** START Given records **

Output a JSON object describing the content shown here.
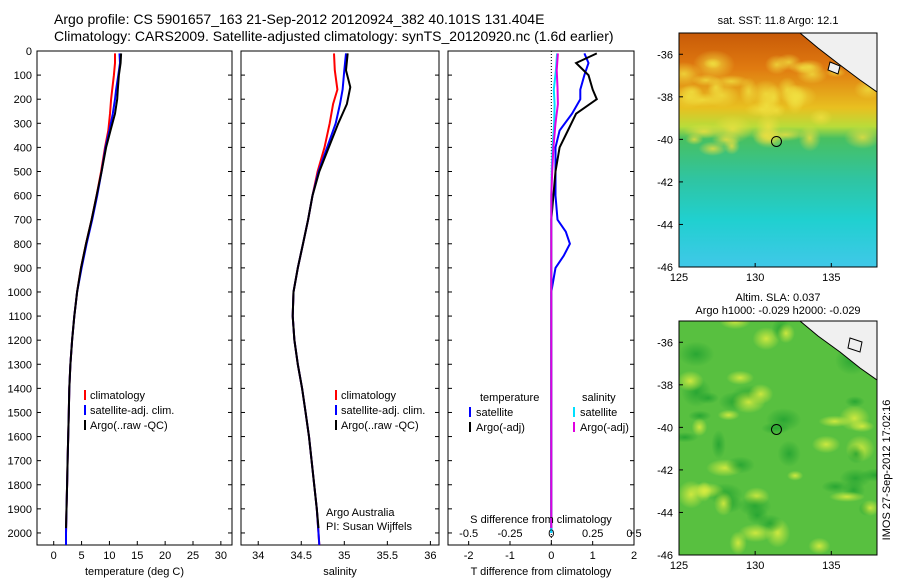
{
  "title_line1": "Argo profile: CS 5901657_163 21-Sep-2012 20120924_382 40.101S 131.404E",
  "title_line2": "Climatology: CARS2009. Satellite-adjusted climatology: synTS_20120920.nc (1.6d earlier)",
  "colors": {
    "red": "#ff0000",
    "blue": "#0000ff",
    "black": "#000000",
    "cyan": "#00e0ff",
    "magenta": "#e000e0"
  },
  "chart_data": [
    {
      "type": "line",
      "name": "temperature",
      "xlabel": "temperature (deg C)",
      "ylabel": "",
      "xlim": [
        -3,
        32
      ],
      "ylim": [
        2050,
        0
      ],
      "xticks": [
        "0",
        "5",
        "10",
        "15",
        "20",
        "25",
        "30"
      ],
      "yticks": [
        "0",
        "100",
        "200",
        "300",
        "400",
        "500",
        "600",
        "700",
        "800",
        "900",
        "1000",
        "1100",
        "1200",
        "1300",
        "1400",
        "1500",
        "1600",
        "1700",
        "1800",
        "1900",
        "2000"
      ],
      "legend": [
        "climatology",
        "satellite-adj. clim.",
        "Argo(..raw -QC)"
      ],
      "series": [
        {
          "name": "climatology",
          "color": "red",
          "points": [
            [
              11.0,
              10
            ],
            [
              11.0,
              50
            ],
            [
              10.8,
              100
            ],
            [
              10.5,
              160
            ],
            [
              10.3,
              200
            ],
            [
              10.1,
              260
            ],
            [
              9.8,
              330
            ],
            [
              9.2,
              400
            ],
            [
              8.5,
              500
            ],
            [
              7.7,
              600
            ],
            [
              6.8,
              700
            ],
            [
              5.8,
              800
            ],
            [
              4.9,
              900
            ],
            [
              4.2,
              1000
            ],
            [
              3.7,
              1100
            ],
            [
              3.3,
              1200
            ],
            [
              3.0,
              1300
            ],
            [
              2.8,
              1400
            ],
            [
              2.7,
              1500
            ],
            [
              2.6,
              1600
            ],
            [
              2.5,
              1700
            ],
            [
              2.4,
              1800
            ],
            [
              2.3,
              1900
            ],
            [
              2.2,
              2000
            ],
            [
              2.2,
              2050
            ]
          ]
        },
        {
          "name": "satellite-adj. clim.",
          "color": "blue",
          "points": [
            [
              11.8,
              10
            ],
            [
              11.9,
              50
            ],
            [
              11.6,
              100
            ],
            [
              11.2,
              160
            ],
            [
              11.0,
              200
            ],
            [
              10.6,
              260
            ],
            [
              10.0,
              330
            ],
            [
              9.3,
              400
            ],
            [
              8.6,
              500
            ],
            [
              7.8,
              600
            ],
            [
              6.9,
              700
            ],
            [
              5.9,
              800
            ],
            [
              5.0,
              900
            ],
            [
              4.2,
              1000
            ],
            [
              3.7,
              1100
            ],
            [
              3.3,
              1200
            ],
            [
              3.0,
              1300
            ],
            [
              2.8,
              1400
            ],
            [
              2.7,
              1500
            ],
            [
              2.6,
              1600
            ],
            [
              2.5,
              1700
            ],
            [
              2.4,
              1800
            ],
            [
              2.3,
              1900
            ],
            [
              2.2,
              2000
            ],
            [
              2.2,
              2050
            ]
          ]
        },
        {
          "name": "Argo(..raw -QC)",
          "color": "black",
          "points": [
            [
              12.1,
              10
            ],
            [
              12.0,
              50
            ],
            [
              11.7,
              100
            ],
            [
              11.5,
              160
            ],
            [
              11.4,
              200
            ],
            [
              11.0,
              260
            ],
            [
              10.2,
              330
            ],
            [
              9.4,
              400
            ],
            [
              8.6,
              500
            ],
            [
              7.7,
              600
            ],
            [
              6.8,
              700
            ],
            [
              5.8,
              800
            ],
            [
              4.9,
              900
            ],
            [
              4.2,
              1000
            ],
            [
              3.7,
              1100
            ],
            [
              3.3,
              1200
            ],
            [
              3.0,
              1300
            ],
            [
              2.8,
              1400
            ],
            [
              2.7,
              1500
            ],
            [
              2.6,
              1600
            ],
            [
              2.5,
              1700
            ],
            [
              2.4,
              1800
            ],
            [
              2.3,
              1900
            ],
            [
              2.2,
              1980
            ]
          ]
        }
      ]
    },
    {
      "type": "line",
      "name": "salinity",
      "xlabel": "salinity",
      "xlim": [
        33.8,
        36.1
      ],
      "ylim": [
        2050,
        0
      ],
      "xticks": [
        "34",
        "34.5",
        "35",
        "35.5",
        "36"
      ],
      "legend": [
        "climatology",
        "satellite-adj. clim.",
        "Argo(..raw -QC)"
      ],
      "annotation": [
        "Argo Australia",
        "PI: Susan Wijffels"
      ],
      "series": [
        {
          "name": "climatology",
          "color": "red",
          "points": [
            [
              34.88,
              10
            ],
            [
              34.89,
              80
            ],
            [
              34.92,
              160
            ],
            [
              34.87,
              220
            ],
            [
              34.83,
              300
            ],
            [
              34.77,
              400
            ],
            [
              34.69,
              500
            ],
            [
              34.63,
              600
            ],
            [
              34.58,
              700
            ],
            [
              34.52,
              800
            ],
            [
              34.46,
              900
            ],
            [
              34.41,
              1000
            ],
            [
              34.4,
              1100
            ],
            [
              34.42,
              1200
            ],
            [
              34.46,
              1300
            ],
            [
              34.51,
              1400
            ],
            [
              34.55,
              1500
            ],
            [
              34.59,
              1600
            ],
            [
              34.62,
              1700
            ],
            [
              34.65,
              1800
            ],
            [
              34.68,
              1900
            ],
            [
              34.7,
              2000
            ],
            [
              34.71,
              2050
            ]
          ]
        },
        {
          "name": "satellite-adj. clim.",
          "color": "blue",
          "points": [
            [
              35.02,
              10
            ],
            [
              35.0,
              80
            ],
            [
              34.98,
              160
            ],
            [
              34.95,
              220
            ],
            [
              34.9,
              300
            ],
            [
              34.8,
              400
            ],
            [
              34.7,
              500
            ],
            [
              34.63,
              600
            ],
            [
              34.58,
              700
            ],
            [
              34.52,
              800
            ],
            [
              34.46,
              900
            ],
            [
              34.41,
              1000
            ],
            [
              34.4,
              1100
            ],
            [
              34.42,
              1200
            ],
            [
              34.46,
              1300
            ],
            [
              34.51,
              1400
            ],
            [
              34.55,
              1500
            ],
            [
              34.59,
              1600
            ],
            [
              34.62,
              1700
            ],
            [
              34.65,
              1800
            ],
            [
              34.68,
              1900
            ],
            [
              34.7,
              2000
            ],
            [
              34.71,
              2050
            ]
          ]
        },
        {
          "name": "Argo(..raw -QC)",
          "color": "black",
          "points": [
            [
              35.04,
              10
            ],
            [
              35.02,
              80
            ],
            [
              35.07,
              150
            ],
            [
              35.03,
              220
            ],
            [
              34.93,
              300
            ],
            [
              34.82,
              400
            ],
            [
              34.71,
              500
            ],
            [
              34.63,
              600
            ],
            [
              34.58,
              700
            ],
            [
              34.52,
              800
            ],
            [
              34.46,
              900
            ],
            [
              34.41,
              1000
            ],
            [
              34.4,
              1100
            ],
            [
              34.42,
              1200
            ],
            [
              34.46,
              1300
            ],
            [
              34.51,
              1400
            ],
            [
              34.55,
              1500
            ],
            [
              34.59,
              1600
            ],
            [
              34.62,
              1700
            ],
            [
              34.65,
              1800
            ],
            [
              34.68,
              1900
            ],
            [
              34.7,
              1980
            ]
          ]
        }
      ]
    },
    {
      "type": "line",
      "name": "difference",
      "xlabel": "T difference from climatology",
      "xlabel_top": "S difference from climatology",
      "xlim": [
        -2.5,
        2.0
      ],
      "ylim": [
        2050,
        0
      ],
      "xticks": [
        "-2",
        "-1",
        "0",
        "1",
        "2"
      ],
      "xticks_top": [
        "-0.5",
        "-0.25",
        "0",
        "0.25",
        "0.5"
      ],
      "legend_headers": [
        "temperature",
        "salinity"
      ],
      "legend": [
        "satellite",
        "Argo(-adj)",
        "satellite",
        "Argo(-adj)"
      ],
      "series": [
        {
          "name": "T satellite",
          "color": "blue",
          "points": [
            [
              0.8,
              10
            ],
            [
              0.9,
              50
            ],
            [
              0.8,
              100
            ],
            [
              0.7,
              160
            ],
            [
              0.7,
              200
            ],
            [
              0.5,
              260
            ],
            [
              0.2,
              330
            ],
            [
              0.1,
              400
            ],
            [
              0.1,
              500
            ],
            [
              0.1,
              600
            ],
            [
              0.15,
              700
            ],
            [
              0.35,
              750
            ],
            [
              0.45,
              800
            ],
            [
              0.3,
              850
            ],
            [
              0.1,
              900
            ],
            [
              0.0,
              1000
            ],
            [
              0.0,
              1200
            ],
            [
              0.0,
              1500
            ],
            [
              0.0,
              2000
            ]
          ]
        },
        {
          "name": "T Argo(-adj)",
          "color": "black",
          "points": [
            [
              1.1,
              10
            ],
            [
              0.6,
              50
            ],
            [
              0.9,
              100
            ],
            [
              1.0,
              160
            ],
            [
              1.1,
              200
            ],
            [
              0.6,
              260
            ],
            [
              0.4,
              330
            ],
            [
              0.2,
              400
            ],
            [
              0.1,
              500
            ],
            [
              0.05,
              600
            ],
            [
              0.0,
              700
            ],
            [
              0.0,
              900
            ],
            [
              0.0,
              1100
            ],
            [
              0.0,
              1500
            ],
            [
              0.0,
              1980
            ]
          ]
        },
        {
          "name": "S satellite",
          "color": "cyan",
          "points": [
            [
              0.14,
              10
            ],
            [
              0.11,
              80
            ],
            [
              0.06,
              160
            ],
            [
              0.08,
              220
            ],
            [
              0.07,
              300
            ],
            [
              0.03,
              400
            ],
            [
              0.01,
              500
            ],
            [
              0.0,
              600
            ],
            [
              0.0,
              900
            ],
            [
              0.0,
              1200
            ],
            [
              0.0,
              2000
            ]
          ]
        },
        {
          "name": "S Argo(-adj)",
          "color": "magenta",
          "points": [
            [
              0.16,
              10
            ],
            [
              0.13,
              80
            ],
            [
              0.15,
              150
            ],
            [
              0.16,
              220
            ],
            [
              0.1,
              300
            ],
            [
              0.05,
              400
            ],
            [
              0.02,
              500
            ],
            [
              0.0,
              600
            ],
            [
              0.0,
              900
            ],
            [
              0.0,
              1200
            ],
            [
              0.0,
              1980
            ]
          ]
        }
      ]
    },
    {
      "type": "heatmap",
      "name": "sst-map",
      "title": "sat. SST: 11.8  Argo: 12.1",
      "xlim": [
        125,
        138
      ],
      "ylim": [
        -46,
        -35
      ],
      "xticks": [
        "125",
        "130",
        "135"
      ],
      "yticks": [
        "-36",
        "-38",
        "-40",
        "-42",
        "-44",
        "-46"
      ],
      "marker": [
        131.4,
        -40.1
      ]
    },
    {
      "type": "heatmap",
      "name": "sla-map",
      "title": "Altim. SLA: 0.037",
      "subtitle": "Argo h1000: -0.029 h2000: -0.029",
      "xlim": [
        125,
        138
      ],
      "ylim": [
        -46,
        -35
      ],
      "xticks": [
        "125",
        "130",
        "135"
      ],
      "yticks": [
        "-36",
        "-38",
        "-40",
        "-42",
        "-44",
        "-46"
      ],
      "marker": [
        131.4,
        -40.1
      ]
    }
  ],
  "sidebar_stamp": "IMOS 27-Sep-2012 17:02:16"
}
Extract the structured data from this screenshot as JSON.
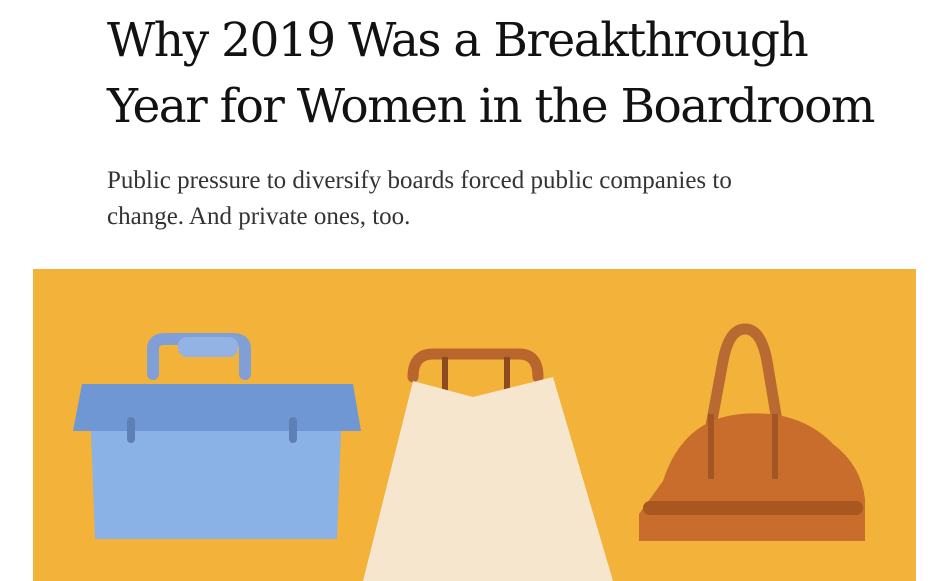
{
  "article": {
    "headline_line1": "Why 2019 Was a Breakthrough",
    "headline_line2": "Year for Women in the Boardroom",
    "summary_line1": "Public pressure to diversify boards forced public companies to",
    "summary_line2": "change. And private ones, too."
  },
  "illustration": {
    "background_color": "#f3b23a",
    "bags": [
      {
        "name": "briefcase-icon",
        "body_color": "#8bb2e6",
        "accent_color": "#6f97d3"
      },
      {
        "name": "tote-bag-icon",
        "body_color": "#f5e6cd",
        "accent_color": "#b8652e"
      },
      {
        "name": "purse-icon",
        "body_color": "#c86d2c",
        "accent_color": "#b25c22"
      }
    ]
  }
}
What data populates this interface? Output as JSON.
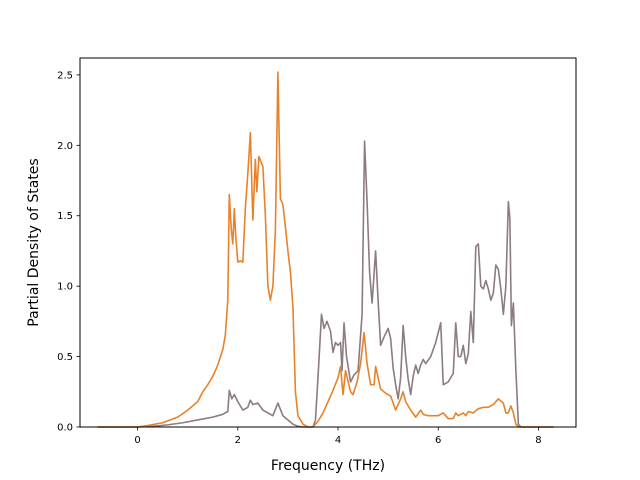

** END Given records **

Given task. Collect each line of the entries that has the word "Output", copying it in full.

Answer to this task.
Output a JSON object describing the content shown here.
What data populates this interface? Output as JSON.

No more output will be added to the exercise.